%%

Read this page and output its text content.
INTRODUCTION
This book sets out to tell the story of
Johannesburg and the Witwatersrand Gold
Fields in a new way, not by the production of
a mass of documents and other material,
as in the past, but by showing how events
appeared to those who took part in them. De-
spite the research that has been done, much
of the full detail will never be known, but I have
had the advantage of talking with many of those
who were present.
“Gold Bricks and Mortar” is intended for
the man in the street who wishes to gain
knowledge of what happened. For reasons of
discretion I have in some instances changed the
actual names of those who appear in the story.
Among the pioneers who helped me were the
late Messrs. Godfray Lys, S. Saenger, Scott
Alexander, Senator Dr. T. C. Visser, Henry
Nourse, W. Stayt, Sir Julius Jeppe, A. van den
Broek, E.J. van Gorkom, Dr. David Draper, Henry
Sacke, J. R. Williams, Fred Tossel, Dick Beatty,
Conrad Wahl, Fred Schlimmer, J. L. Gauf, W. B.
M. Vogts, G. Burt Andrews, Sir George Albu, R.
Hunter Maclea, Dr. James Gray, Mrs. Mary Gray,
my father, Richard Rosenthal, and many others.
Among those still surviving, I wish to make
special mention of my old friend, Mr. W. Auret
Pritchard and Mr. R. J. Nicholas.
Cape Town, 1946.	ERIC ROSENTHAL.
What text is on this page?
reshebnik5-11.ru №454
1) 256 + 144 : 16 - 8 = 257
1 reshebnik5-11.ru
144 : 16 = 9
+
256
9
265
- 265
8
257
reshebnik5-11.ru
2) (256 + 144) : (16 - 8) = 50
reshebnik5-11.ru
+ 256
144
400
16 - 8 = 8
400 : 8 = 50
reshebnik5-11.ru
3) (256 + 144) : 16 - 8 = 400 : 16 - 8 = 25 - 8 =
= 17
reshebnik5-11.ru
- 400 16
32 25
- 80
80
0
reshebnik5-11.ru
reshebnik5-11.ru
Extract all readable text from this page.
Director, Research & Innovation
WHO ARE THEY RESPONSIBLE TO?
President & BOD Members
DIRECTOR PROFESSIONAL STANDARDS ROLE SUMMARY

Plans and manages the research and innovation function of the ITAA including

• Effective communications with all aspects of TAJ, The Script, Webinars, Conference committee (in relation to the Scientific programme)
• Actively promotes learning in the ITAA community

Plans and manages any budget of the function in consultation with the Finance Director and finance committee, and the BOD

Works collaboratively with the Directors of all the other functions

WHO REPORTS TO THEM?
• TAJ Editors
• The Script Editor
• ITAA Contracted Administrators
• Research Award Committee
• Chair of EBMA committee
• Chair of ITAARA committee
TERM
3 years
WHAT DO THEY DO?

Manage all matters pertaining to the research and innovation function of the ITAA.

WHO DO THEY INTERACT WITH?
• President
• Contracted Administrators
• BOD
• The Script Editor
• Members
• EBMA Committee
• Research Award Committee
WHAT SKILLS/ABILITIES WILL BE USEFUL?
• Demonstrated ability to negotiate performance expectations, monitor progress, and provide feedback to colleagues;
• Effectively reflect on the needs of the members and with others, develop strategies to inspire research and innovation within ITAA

%%

§ **Problem requirements**: Looking at the records above, work out how many lines include the string "EBMA". Give the number and nothing else.

§ **Expected answer**: 2